__DATA RECORDS__
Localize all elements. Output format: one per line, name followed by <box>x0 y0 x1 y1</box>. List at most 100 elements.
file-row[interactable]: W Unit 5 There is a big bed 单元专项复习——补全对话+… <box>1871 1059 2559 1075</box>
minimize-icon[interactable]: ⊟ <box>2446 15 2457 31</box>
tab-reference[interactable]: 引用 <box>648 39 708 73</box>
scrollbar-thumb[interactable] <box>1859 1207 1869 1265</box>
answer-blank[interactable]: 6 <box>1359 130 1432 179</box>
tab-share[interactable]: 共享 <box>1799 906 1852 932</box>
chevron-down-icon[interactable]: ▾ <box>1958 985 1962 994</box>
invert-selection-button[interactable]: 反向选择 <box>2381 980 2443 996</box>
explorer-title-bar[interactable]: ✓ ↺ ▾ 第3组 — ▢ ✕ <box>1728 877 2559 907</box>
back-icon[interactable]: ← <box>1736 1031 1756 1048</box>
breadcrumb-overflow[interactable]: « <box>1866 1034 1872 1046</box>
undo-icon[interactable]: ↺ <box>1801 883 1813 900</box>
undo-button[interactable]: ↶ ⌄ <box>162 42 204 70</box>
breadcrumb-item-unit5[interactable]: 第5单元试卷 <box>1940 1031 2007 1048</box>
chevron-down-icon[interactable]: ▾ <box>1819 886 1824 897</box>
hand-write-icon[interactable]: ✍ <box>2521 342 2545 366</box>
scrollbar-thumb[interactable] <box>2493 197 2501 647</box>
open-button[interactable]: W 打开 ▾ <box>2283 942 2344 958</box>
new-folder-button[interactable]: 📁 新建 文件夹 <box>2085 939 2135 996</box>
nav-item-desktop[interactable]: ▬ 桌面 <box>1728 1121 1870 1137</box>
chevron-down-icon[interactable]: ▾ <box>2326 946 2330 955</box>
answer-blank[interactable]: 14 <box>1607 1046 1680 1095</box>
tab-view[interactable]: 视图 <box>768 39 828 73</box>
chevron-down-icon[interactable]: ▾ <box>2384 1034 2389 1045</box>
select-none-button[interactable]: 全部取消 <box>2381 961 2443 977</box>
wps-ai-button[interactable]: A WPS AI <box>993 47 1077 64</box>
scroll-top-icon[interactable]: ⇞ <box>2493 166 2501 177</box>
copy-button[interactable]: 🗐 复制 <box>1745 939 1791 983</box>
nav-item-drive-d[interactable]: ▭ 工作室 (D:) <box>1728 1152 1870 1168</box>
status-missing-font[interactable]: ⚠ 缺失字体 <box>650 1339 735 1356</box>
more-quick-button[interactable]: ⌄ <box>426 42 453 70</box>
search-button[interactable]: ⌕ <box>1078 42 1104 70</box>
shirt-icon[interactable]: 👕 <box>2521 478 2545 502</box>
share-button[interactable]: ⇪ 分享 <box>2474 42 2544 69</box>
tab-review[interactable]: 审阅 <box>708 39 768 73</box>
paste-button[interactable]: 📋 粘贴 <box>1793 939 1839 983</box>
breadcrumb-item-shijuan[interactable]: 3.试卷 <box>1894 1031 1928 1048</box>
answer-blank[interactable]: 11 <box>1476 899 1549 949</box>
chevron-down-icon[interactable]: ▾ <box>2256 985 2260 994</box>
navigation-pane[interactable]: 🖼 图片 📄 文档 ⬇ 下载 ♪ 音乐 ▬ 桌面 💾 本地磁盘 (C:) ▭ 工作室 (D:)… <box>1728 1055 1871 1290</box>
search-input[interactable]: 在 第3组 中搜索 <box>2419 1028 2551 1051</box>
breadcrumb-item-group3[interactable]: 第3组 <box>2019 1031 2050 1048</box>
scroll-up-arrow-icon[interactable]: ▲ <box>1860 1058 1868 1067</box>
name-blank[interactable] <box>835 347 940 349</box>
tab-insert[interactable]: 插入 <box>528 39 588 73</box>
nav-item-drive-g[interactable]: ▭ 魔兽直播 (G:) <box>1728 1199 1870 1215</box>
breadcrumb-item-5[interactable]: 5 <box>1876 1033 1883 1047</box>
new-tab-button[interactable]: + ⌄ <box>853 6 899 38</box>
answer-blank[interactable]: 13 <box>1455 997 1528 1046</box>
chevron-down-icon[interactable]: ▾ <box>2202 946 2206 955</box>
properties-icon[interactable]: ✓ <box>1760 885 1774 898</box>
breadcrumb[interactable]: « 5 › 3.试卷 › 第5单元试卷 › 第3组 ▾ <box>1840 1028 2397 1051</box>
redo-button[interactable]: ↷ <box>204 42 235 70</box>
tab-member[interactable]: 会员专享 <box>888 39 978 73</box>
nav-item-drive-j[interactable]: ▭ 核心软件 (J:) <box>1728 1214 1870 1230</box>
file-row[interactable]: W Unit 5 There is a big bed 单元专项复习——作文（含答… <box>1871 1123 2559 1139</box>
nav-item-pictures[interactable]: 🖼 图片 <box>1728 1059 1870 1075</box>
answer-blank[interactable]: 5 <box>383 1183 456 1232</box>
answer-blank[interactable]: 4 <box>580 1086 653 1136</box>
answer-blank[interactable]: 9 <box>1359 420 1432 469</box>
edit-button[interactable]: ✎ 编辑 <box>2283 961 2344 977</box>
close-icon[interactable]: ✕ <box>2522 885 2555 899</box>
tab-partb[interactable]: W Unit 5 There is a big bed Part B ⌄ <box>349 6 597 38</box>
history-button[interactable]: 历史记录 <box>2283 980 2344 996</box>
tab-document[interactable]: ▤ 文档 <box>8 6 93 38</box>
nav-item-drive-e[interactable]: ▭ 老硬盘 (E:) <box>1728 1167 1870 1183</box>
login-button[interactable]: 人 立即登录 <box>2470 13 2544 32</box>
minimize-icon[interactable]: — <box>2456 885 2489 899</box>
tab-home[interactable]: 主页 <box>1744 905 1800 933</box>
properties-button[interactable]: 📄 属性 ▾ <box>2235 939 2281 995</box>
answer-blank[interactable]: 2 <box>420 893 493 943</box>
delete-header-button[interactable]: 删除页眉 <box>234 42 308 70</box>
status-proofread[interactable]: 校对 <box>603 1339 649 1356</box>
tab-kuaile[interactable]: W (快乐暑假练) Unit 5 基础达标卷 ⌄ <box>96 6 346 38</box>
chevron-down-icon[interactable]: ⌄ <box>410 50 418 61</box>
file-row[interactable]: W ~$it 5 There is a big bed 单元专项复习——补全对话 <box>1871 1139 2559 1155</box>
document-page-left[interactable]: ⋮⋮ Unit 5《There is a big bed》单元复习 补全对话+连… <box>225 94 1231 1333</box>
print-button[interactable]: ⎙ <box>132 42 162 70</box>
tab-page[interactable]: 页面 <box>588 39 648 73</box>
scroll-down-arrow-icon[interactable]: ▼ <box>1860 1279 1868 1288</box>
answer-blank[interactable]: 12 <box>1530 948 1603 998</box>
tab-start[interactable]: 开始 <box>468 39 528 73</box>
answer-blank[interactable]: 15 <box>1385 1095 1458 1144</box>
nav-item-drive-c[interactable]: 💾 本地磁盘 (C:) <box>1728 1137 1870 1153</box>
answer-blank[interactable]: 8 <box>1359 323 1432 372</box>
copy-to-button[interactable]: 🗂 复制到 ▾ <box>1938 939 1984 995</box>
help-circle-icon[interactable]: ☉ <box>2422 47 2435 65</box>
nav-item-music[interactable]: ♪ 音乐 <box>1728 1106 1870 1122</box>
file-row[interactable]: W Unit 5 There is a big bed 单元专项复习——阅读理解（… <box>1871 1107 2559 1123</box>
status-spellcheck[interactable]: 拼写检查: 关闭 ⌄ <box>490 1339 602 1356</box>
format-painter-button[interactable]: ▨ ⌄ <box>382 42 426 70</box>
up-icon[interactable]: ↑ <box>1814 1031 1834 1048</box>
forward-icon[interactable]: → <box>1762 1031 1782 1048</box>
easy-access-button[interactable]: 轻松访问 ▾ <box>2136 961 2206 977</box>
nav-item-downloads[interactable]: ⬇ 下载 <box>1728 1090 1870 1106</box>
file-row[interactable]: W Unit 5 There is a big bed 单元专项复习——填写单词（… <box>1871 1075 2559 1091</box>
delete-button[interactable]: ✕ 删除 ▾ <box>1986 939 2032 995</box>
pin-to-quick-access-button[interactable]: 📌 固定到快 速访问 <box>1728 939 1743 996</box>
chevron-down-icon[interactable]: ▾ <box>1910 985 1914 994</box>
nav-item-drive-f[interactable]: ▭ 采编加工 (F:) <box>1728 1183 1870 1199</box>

__WRITTEN TASK__
Can you set out the data as a numbered list, from its first line through the line containing "chevron-down-icon[interactable]: ▾ <box>2384", with both ends included and blank lines left out?

__EXERCISE SOLUTION__
1. Localize all elements. Output format: one per line, name followed by <box>x0 y0 x1 y1</box>. List at most 100 elements.
2. file-row[interactable]: W Unit 5 There is a big bed 单元专项复习——补全对话+… <box>1871 1059 2559 1075</box>
3. minimize-icon[interactable]: ⊟ <box>2446 15 2457 31</box>
4. tab-reference[interactable]: 引用 <box>648 39 708 73</box>
5. scrollbar-thumb[interactable] <box>1859 1207 1869 1265</box>
6. answer-blank[interactable]: 6 <box>1359 130 1432 179</box>
7. tab-share[interactable]: 共享 <box>1799 906 1852 932</box>
8. chevron-down-icon[interactable]: ▾ <box>1958 985 1962 994</box>
9. invert-selection-button[interactable]: 反向选择 <box>2381 980 2443 996</box>
10. explorer-title-bar[interactable]: ✓ ↺ ▾ 第3组 — ▢ ✕ <box>1728 877 2559 907</box>
11. back-icon[interactable]: ← <box>1736 1031 1756 1048</box>
12. breadcrumb-overflow[interactable]: « <box>1866 1034 1872 1046</box>
13. undo-icon[interactable]: ↺ <box>1801 883 1813 900</box>
14. undo-button[interactable]: ↶ ⌄ <box>162 42 204 70</box>
15. breadcrumb-item-unit5[interactable]: 第5单元试卷 <box>1940 1031 2007 1048</box>
16. chevron-down-icon[interactable]: ▾ <box>1819 886 1824 897</box>
17. hand-write-icon[interactable]: ✍ <box>2521 342 2545 366</box>
18. scrollbar-thumb[interactable] <box>2493 197 2501 647</box>
19. open-button[interactable]: W 打开 ▾ <box>2283 942 2344 958</box>
20. new-folder-button[interactable]: 📁 新建 文件夹 <box>2085 939 2135 996</box>
21. nav-item-desktop[interactable]: ▬ 桌面 <box>1728 1121 1870 1137</box>
22. chevron-down-icon[interactable]: ▾ <box>2326 946 2330 955</box>
23. answer-blank[interactable]: 14 <box>1607 1046 1680 1095</box>
24. tab-view[interactable]: 视图 <box>768 39 828 73</box>
25. chevron-down-icon[interactable]: ▾ <box>2384 1034 2389 1045</box>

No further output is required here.